Records for this exercise

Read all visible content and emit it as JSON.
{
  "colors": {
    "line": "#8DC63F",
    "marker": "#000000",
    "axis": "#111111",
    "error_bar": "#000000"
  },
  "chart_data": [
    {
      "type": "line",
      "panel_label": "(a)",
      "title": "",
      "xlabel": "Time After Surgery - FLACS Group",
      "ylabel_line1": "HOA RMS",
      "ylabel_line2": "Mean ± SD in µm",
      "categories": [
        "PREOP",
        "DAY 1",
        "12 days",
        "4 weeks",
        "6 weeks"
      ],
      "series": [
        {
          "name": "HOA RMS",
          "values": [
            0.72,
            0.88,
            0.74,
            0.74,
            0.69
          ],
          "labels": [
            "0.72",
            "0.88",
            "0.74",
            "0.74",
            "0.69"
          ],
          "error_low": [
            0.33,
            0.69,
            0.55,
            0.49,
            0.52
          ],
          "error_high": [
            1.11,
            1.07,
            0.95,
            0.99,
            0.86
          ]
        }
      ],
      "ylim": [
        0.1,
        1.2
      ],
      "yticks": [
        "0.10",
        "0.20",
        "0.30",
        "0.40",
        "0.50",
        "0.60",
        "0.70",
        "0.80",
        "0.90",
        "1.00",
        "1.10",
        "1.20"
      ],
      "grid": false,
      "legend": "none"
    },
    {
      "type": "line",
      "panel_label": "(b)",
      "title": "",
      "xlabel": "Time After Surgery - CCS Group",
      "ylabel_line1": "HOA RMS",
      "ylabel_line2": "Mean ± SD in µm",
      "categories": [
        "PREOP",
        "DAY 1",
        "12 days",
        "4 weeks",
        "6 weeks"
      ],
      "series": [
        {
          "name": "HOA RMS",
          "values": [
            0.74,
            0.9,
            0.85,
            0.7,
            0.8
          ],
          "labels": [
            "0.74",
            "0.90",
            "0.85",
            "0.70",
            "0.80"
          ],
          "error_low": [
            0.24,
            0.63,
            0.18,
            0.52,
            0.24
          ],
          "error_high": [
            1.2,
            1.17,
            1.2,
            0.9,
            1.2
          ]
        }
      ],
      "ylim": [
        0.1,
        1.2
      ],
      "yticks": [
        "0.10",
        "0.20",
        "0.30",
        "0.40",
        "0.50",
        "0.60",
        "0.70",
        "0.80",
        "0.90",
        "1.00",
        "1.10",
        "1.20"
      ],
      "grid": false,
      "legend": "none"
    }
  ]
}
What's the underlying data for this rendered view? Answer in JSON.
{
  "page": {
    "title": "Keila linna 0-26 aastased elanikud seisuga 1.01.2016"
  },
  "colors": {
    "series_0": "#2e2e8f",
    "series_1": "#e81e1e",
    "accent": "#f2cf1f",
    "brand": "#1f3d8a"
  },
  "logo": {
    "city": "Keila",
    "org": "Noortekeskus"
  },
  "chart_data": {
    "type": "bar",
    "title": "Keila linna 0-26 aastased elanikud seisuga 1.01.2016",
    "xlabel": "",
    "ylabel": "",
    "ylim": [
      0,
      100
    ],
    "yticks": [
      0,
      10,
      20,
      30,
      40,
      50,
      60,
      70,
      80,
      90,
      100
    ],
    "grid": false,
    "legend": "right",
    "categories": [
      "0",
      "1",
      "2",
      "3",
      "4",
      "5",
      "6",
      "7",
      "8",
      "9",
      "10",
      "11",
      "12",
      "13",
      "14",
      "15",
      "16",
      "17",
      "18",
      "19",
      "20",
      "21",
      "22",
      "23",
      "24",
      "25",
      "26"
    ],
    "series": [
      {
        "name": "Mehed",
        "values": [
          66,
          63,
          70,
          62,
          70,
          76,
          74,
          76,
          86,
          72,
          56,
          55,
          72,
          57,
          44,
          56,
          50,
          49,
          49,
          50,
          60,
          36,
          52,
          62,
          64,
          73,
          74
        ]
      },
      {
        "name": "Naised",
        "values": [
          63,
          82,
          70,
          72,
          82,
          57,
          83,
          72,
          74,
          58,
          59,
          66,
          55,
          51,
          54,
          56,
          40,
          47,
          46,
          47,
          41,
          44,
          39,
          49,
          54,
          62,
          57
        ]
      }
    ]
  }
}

Requirements
All of the data above should be transcribed exactly.

Reply to the task
Read all visible content and emit it as JSON.
{
  "colors": {
    "line": "#8DC63F",
    "marker": "#000000",
    "axis": "#111111",
    "error_bar": "#000000"
  },
  "chart_data": [
    {
      "type": "line",
      "panel_label": "(a)",
      "title": "",
      "xlabel": "Time After Surgery - FLACS Group",
      "ylabel_line1": "HOA RMS",
      "ylabel_line2": "Mean ± SD in µm",
      "categories": [
        "PREOP",
        "DAY 1",
        "12 days",
        "4 weeks",
        "6 weeks"
      ],
      "series": [
        {
          "name": "HOA RMS",
          "values": [
            0.72,
            0.88,
            0.74,
            0.74,
            0.69
          ],
          "labels": [
            "0.72",
            "0.88",
            "0.74",
            "0.74",
            "0.69"
          ],
          "error_low": [
            0.33,
            0.69,
            0.55,
            0.49,
            0.52
          ],
          "error_high": [
            1.11,
            1.07,
            0.95,
            0.99,
            0.86
          ]
        }
      ],
      "ylim": [
        0.1,
        1.2
      ],
      "yticks": [
        "0.10",
        "0.20",
        "0.30",
        "0.40",
        "0.50",
        "0.60",
        "0.70",
        "0.80",
        "0.90",
        "1.00",
        "1.10",
        "1.20"
      ],
      "grid": false,
      "legend": "none"
    },
    {
      "type": "line",
      "panel_label": "(b)",
      "title": "",
      "xlabel": "Time After Surgery - CCS Group",
      "ylabel_line1": "HOA RMS",
      "ylabel_line2": "Mean ± SD in µm",
      "categories": [
        "PREOP",
        "DAY 1",
        "12 days",
        "4 weeks",
        "6 weeks"
      ],
      "series": [
        {
          "name": "HOA RMS",
          "values": [
            0.74,
            0.9,
            0.85,
            0.7,
            0.8
          ],
          "labels": [
            "0.74",
            "0.90",
            "0.85",
            "0.70",
            "0.80"
          ],
          "error_low": [
            0.24,
            0.63,
            0.18,
            0.52,
            0.24
          ],
          "error_high": [
            1.2,
            1.17,
            1.2,
            0.9,
            1.2
          ]
        }
      ],
      "ylim": [
        0.1,
        1.2
      ],
      "yticks": [
        "0.10",
        "0.20",
        "0.30",
        "0.40",
        "0.50",
        "0.60",
        "0.70",
        "0.80",
        "0.90",
        "1.00",
        "1.10",
        "1.20"
      ],
      "grid": false,
      "legend": "none"
    }
  ]
}
What's the underlying data for this rendered view? Answer in JSON.
{
  "page": {
    "title": "Keila linna 0-26 aastased elanikud seisuga 1.01.2016"
  },
  "colors": {
    "series_0": "#2e2e8f",
    "series_1": "#e81e1e",
    "accent": "#f2cf1f",
    "brand": "#1f3d8a"
  },
  "logo": {
    "city": "Keila",
    "org": "Noortekeskus"
  },
  "chart_data": {
    "type": "bar",
    "title": "Keila linna 0-26 aastased elanikud seisuga 1.01.2016",
    "xlabel": "",
    "ylabel": "",
    "ylim": [
      0,
      100
    ],
    "yticks": [
      0,
      10,
      20,
      30,
      40,
      50,
      60,
      70,
      80,
      90,
      100
    ],
    "grid": false,
    "legend": "right",
    "categories": [
      "0",
      "1",
      "2",
      "3",
      "4",
      "5",
      "6",
      "7",
      "8",
      "9",
      "10",
      "11",
      "12",
      "13",
      "14",
      "15",
      "16",
      "17",
      "18",
      "19",
      "20",
      "21",
      "22",
      "23",
      "24",
      "25",
      "26"
    ],
    "series": [
      {
        "name": "Mehed",
        "values": [
          66,
          63,
          70,
          62,
          70,
          76,
          74,
          76,
          86,
          72,
          56,
          55,
          72,
          57,
          44,
          56,
          50,
          49,
          49,
          50,
          60,
          36,
          52,
          62,
          64,
          73,
          74
        ]
      },
      {
        "name": "Naised",
        "values": [
          63,
          82,
          70,
          72,
          82,
          57,
          83,
          72,
          74,
          58,
          59,
          66,
          55,
          51,
          54,
          56,
          40,
          47,
          46,
          47,
          41,
          44,
          39,
          49,
          54,
          62,
          57
        ]
      }
    ]
  }
}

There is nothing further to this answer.